» Exercise brief
Reproduce the XPS core line periodic table text word for word, everything from "A printable pdf" down to "in the atom.".

» Text block
☆ ☆ ☆ ☆ ☆ ☆ ☆

Most Intense/Most Used XPS Core Line Periodic Table

Periodic table of most intense/most used XPS core lines[1].

A printable pdf version of this chart can be downloaded here.

This table is useful to XPS users for the following reasons:
1. Most elements produce more than one peak in XPS. Thus, it is nice to have a convenient tabulation of the peaks that are most intense/most used in XPS analyses – this information provides a good starting point for an analysis.
2. An obvious, but still quite important, effect shown in the table is that the binding energy for a peak from a given orbital always increases as Z increases. This result would be expected from Coulomb’s law – the more protons in the nucleus, the more strongly the electrons are held in the atom.
3. As an important practical consideration, all of the peak energies listed in the table have binding energies less than 1200 eV. This choice allows the table to be used by analysts using both Al Kα and Mg Kα X-rays, which have energies of 1487 and 1254 eV, respectively. That is, this table is specifically targeted to those doing conventional XPS.

☆ ☆ ☆ ☆ ☆ ☆ ☆

» Supplied data
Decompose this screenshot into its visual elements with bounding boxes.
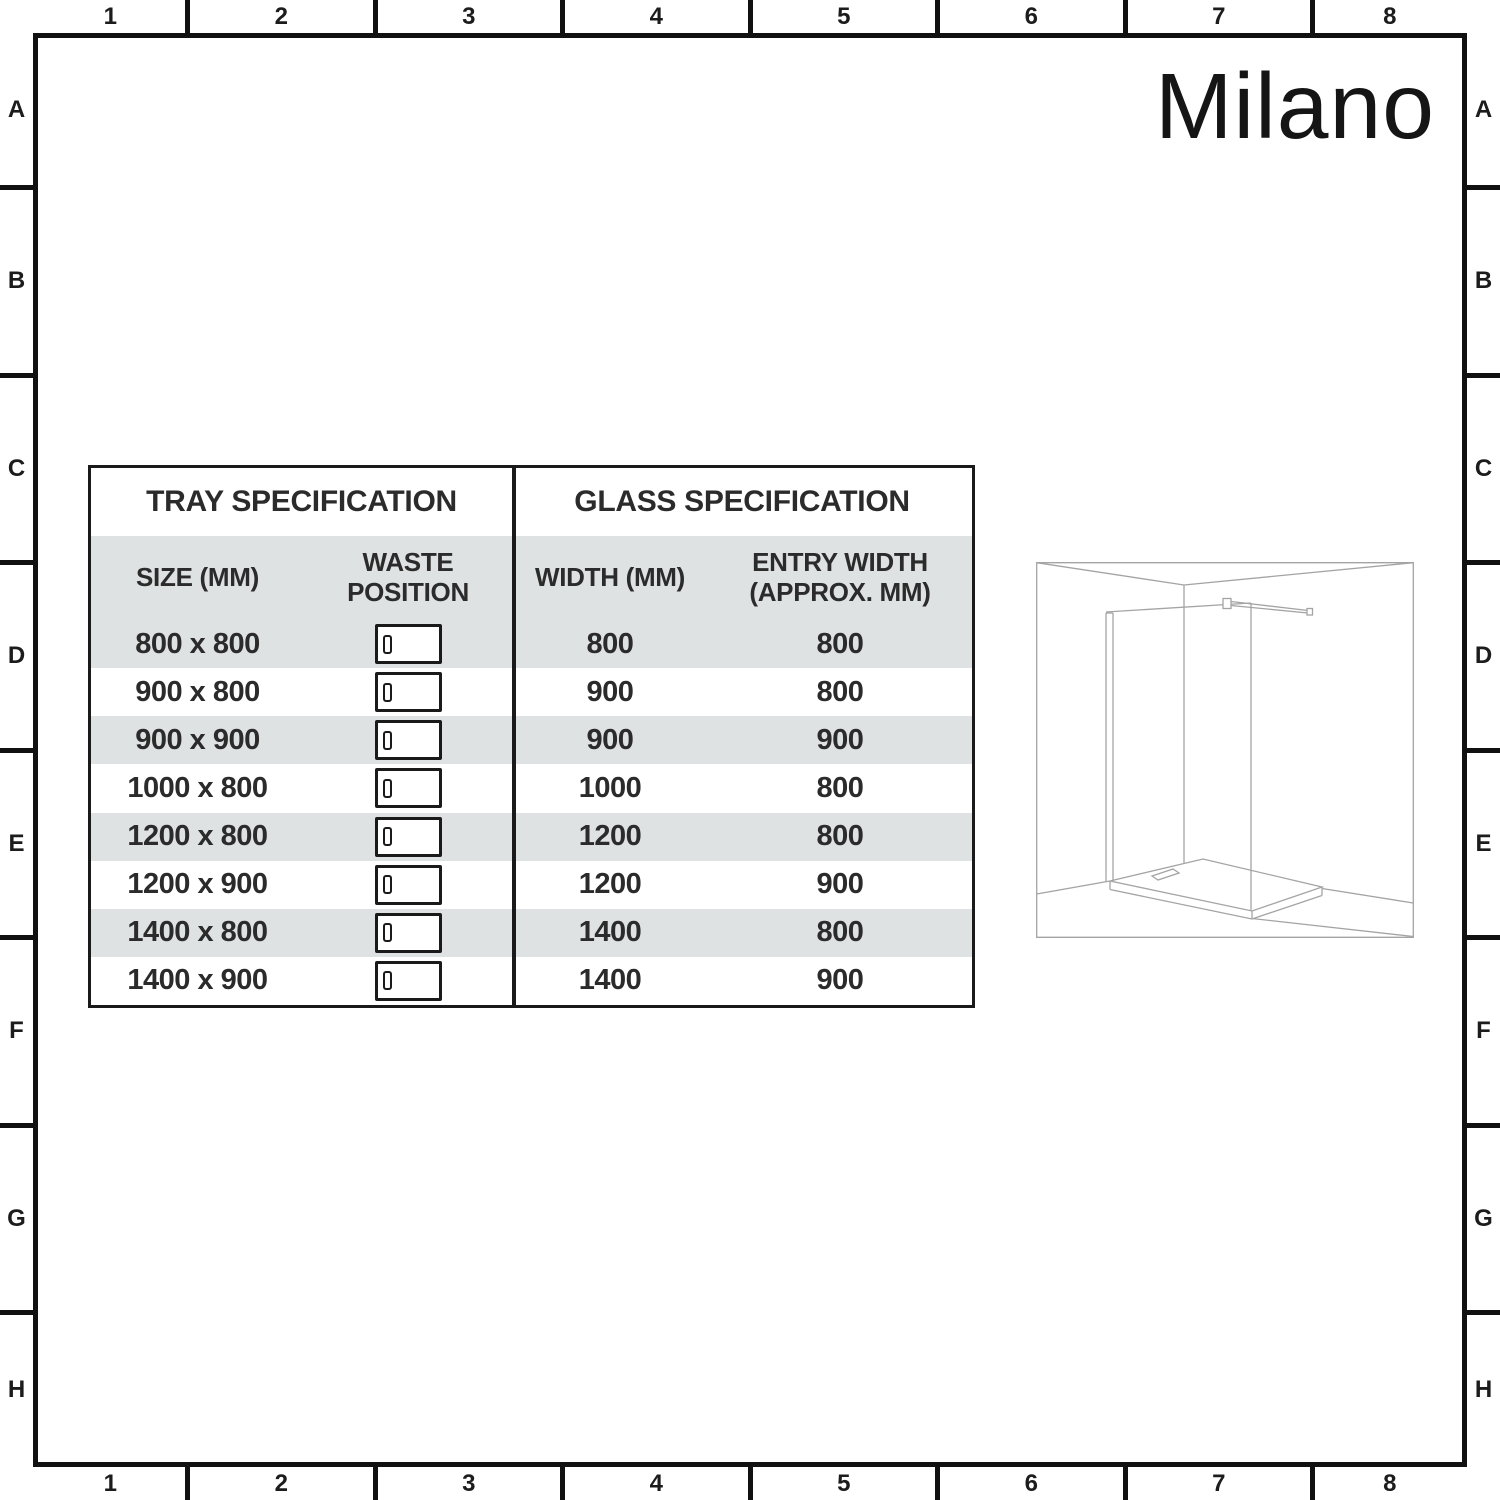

☆ ☆ ☆ ☆ ☆ ☆ ☆

» Correct answer
A printable pdf version of this chart can be downloaded here.

This table is useful to XPS users for the following reasons:
1. Most elements produce more than one peak in XPS. Thus, it is nice to have a convenient tabulation of the peaks that are most intense/most used in XPS analyses – this information provides a good starting point for an analysis.
2. An obvious, but still quite important, effect shown in the table is that the binding energy for a peak from a given orbital always increases as Z increases. This result would be expected from Coulomb’s law – the more protons in the nucleus, the more strongly the electrons are held in the atom.